* [Challenge] Reproduce the records below in full and word for word, excluding pictures.

* [Records for this exercise]
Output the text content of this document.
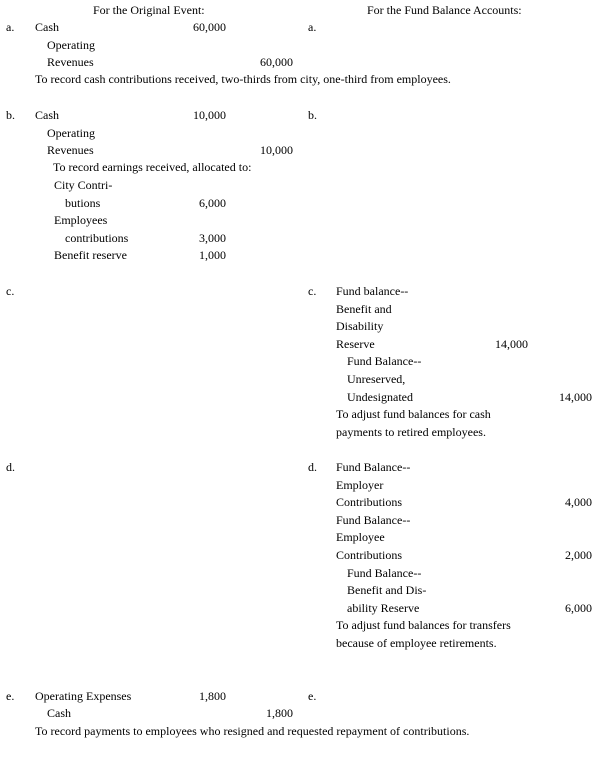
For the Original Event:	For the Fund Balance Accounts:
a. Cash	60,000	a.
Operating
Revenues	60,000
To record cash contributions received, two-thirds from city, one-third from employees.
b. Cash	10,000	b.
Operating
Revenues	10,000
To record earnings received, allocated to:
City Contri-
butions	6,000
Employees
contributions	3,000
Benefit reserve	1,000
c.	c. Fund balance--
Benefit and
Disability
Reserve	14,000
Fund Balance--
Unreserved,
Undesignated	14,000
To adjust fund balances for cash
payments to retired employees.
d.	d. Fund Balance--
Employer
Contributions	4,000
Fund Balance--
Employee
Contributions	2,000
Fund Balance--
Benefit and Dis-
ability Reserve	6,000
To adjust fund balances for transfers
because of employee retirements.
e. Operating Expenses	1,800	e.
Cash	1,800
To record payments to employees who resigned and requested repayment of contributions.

* [Task answer]
Output the text content of this document.
For the Original Event:	For the Fund Balance Accounts:
a. Cash	60,000	a.
Operating
Revenues	60,000
To record cash contributions received, two-thirds from city, one-third from employees.
b. Cash	10,000	b.
Operating
Revenues	10,000
To record earnings received, allocated to:
City Contri-
butions	6,000
Employees
contributions	3,000
Benefit reserve	1,000
c.	c. Fund balance--
Benefit and
Disability
Reserve	14,000
Fund Balance--
Unreserved,
Undesignated	14,000
To adjust fund balances for cash
payments to retired employees.
d.	d. Fund Balance--
Employer
Contributions	4,000
Fund Balance--
Employee
Contributions	2,000
Fund Balance--
Benefit and Dis-
ability Reserve	6,000
To adjust fund balances for transfers
because of employee retirements.
e. Operating Expenses	1,800	e.
Cash	1,800
To record payments to employees who resigned and requested repayment of contributions.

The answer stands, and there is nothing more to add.